THE EXERCISE
Search the records for the word "time" and pick out every line that has it.

======

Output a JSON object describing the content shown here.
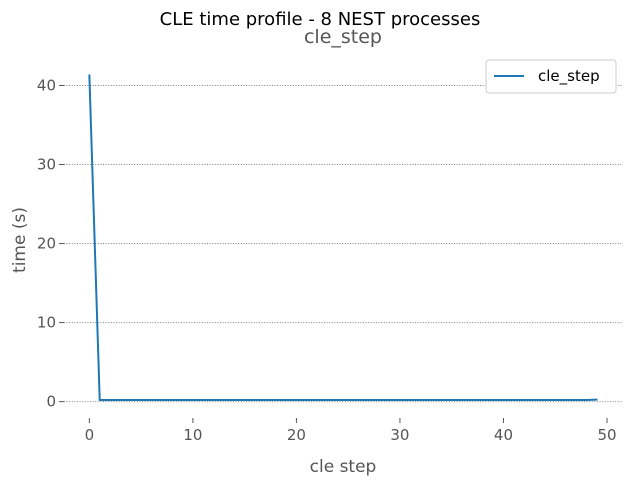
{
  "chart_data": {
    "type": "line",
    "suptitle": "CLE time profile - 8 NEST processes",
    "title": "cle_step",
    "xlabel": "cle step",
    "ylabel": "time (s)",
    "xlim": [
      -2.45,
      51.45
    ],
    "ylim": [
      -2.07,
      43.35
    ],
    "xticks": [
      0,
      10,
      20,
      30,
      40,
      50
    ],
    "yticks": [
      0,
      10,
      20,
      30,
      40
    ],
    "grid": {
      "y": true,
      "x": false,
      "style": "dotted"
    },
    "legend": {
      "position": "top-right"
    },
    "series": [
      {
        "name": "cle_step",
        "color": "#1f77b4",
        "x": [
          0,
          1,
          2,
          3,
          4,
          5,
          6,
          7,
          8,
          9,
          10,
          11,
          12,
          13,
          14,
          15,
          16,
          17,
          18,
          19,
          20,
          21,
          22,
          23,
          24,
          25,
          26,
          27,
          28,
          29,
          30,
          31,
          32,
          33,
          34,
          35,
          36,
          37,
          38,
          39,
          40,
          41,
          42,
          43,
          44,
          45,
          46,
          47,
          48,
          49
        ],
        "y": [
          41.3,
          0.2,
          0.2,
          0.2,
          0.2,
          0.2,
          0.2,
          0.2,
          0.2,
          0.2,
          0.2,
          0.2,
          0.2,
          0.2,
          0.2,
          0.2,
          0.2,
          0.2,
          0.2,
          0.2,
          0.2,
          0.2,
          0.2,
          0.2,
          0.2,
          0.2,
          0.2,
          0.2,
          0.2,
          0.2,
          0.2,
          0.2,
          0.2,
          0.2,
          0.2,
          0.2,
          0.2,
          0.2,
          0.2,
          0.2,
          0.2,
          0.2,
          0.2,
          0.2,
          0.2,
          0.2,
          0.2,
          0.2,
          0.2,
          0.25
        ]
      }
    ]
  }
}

======

FINISHED EXERCISE
    "suptitle": "CLE time profile - 8 NEST processes",
    "ylabel": "time (s)",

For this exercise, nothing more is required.